(Items from a dataset)
************
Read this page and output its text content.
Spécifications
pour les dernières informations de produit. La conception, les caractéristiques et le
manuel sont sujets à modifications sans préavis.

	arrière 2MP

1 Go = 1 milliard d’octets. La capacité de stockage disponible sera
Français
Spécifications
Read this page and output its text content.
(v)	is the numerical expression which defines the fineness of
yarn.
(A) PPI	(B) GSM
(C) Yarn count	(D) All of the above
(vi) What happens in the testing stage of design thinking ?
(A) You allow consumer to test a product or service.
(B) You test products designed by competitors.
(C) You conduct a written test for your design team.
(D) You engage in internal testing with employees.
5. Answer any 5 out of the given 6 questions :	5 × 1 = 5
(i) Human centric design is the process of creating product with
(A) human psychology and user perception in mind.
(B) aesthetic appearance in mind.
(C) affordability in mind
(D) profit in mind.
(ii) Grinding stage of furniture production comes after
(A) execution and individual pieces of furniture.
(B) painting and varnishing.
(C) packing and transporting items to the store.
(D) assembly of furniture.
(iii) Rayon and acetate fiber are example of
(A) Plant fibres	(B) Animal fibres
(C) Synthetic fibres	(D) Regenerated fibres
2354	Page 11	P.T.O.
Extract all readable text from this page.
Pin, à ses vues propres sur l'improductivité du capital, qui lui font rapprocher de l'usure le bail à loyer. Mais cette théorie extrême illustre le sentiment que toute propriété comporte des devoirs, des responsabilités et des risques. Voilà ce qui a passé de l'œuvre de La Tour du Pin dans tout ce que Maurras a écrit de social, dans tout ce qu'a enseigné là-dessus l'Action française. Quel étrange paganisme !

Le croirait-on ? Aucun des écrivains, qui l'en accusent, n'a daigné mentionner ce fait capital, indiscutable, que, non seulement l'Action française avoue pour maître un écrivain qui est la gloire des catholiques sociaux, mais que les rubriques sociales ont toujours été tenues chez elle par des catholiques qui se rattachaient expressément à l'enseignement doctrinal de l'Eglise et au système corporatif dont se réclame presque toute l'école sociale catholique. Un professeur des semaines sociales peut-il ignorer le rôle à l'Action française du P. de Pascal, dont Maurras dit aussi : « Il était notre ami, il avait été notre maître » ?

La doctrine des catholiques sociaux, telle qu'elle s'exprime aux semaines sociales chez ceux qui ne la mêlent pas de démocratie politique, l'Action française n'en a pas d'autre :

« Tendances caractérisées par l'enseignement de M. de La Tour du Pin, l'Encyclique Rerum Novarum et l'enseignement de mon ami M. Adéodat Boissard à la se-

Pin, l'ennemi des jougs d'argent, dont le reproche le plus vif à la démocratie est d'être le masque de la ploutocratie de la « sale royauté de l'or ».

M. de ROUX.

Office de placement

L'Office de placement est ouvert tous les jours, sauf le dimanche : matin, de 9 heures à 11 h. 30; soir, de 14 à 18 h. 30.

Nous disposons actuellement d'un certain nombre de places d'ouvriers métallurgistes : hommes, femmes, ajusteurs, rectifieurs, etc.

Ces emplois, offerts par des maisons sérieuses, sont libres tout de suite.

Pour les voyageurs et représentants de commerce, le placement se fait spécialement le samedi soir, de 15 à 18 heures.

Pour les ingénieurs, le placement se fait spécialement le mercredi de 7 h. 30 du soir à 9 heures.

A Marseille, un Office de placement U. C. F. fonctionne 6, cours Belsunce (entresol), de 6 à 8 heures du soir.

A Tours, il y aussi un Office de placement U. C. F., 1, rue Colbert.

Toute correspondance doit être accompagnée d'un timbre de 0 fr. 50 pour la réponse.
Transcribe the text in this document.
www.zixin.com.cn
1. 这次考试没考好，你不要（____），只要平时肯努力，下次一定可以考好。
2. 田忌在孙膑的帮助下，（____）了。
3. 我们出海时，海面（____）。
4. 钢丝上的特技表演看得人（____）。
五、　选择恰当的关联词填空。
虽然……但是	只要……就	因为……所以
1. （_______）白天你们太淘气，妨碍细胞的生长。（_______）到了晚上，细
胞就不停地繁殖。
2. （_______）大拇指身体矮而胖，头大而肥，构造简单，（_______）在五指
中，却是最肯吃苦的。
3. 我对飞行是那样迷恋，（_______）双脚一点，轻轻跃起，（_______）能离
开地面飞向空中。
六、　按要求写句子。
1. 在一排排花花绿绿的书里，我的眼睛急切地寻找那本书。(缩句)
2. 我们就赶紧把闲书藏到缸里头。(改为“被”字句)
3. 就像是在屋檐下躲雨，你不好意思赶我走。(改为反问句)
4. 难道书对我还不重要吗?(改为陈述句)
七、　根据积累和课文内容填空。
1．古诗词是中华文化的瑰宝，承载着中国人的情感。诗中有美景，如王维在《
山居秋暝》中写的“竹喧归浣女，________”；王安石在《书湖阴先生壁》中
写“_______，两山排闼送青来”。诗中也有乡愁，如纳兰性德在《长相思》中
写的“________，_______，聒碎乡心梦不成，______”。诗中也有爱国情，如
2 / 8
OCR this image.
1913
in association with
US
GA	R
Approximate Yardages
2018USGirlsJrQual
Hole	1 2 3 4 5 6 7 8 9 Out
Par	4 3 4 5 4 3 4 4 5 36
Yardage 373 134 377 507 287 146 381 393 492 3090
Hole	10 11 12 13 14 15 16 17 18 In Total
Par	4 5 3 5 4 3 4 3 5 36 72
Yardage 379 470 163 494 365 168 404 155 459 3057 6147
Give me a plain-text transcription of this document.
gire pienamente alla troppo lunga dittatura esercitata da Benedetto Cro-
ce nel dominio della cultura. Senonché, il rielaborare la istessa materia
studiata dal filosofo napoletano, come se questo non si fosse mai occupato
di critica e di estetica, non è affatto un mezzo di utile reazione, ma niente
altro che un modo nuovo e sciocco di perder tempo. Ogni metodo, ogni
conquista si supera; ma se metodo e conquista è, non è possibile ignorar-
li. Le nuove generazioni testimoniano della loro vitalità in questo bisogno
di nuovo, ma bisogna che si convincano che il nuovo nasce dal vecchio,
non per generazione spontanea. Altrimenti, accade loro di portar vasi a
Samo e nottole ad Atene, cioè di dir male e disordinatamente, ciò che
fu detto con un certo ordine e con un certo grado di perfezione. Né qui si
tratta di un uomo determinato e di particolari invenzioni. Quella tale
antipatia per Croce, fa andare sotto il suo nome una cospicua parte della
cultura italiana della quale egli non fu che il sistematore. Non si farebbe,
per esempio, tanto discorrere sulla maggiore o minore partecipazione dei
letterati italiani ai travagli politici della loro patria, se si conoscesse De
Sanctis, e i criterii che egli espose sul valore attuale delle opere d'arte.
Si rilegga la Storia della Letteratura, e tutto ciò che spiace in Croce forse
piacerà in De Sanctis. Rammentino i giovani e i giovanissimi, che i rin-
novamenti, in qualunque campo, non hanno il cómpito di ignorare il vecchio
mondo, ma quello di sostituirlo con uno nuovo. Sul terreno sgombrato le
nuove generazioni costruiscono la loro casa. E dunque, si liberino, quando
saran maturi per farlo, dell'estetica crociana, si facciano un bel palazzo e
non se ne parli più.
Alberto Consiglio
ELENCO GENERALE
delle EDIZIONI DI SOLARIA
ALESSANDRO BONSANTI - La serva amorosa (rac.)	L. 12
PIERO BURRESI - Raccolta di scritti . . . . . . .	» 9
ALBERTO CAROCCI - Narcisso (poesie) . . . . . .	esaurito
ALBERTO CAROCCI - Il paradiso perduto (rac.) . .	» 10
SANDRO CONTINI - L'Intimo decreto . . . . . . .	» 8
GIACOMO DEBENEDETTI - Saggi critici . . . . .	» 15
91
************
■ **Description of the task**
Each line that holds the word "capital" is to be copied.

■ **Written response**
Pin, à ses vues propres sur l'improductivité du capital, qui lui font rapprocher de l'usure le bail à loyer. Mais cette théorie extrême illustre le sentiment que toute propriété comporte des devoirs, des responsabilités et des risques. Voilà ce qui a passé de l'œuvre de La Tour du Pin dans tout ce que Maurras a écrit de social, dans tout ce qu'a enseigné là-dessus l'Action française. Quel étrange paganisme !
Le croirait-on ? Aucun des écrivains, qui l'en accusent, n'a daigné mentionner ce fait capital, indiscutable, que, non seulement l'Action française avoue pour maître un écrivain qui est la gloire des catholiques sociaux, mais que les rubriques sociales ont toujours été tenues chez elle par des catholiques qui se rattachaient expressément à l'enseignement doctrinal de l'Eglise et au système corporatif dont se réclame presque toute l'école sociale catholique. Un professeur des semaines sociales peut-il ignorer le rôle à l'Action française du P. de Pascal, dont Maurras dit aussi : « Il était notre ami, il avait été notre maître » ?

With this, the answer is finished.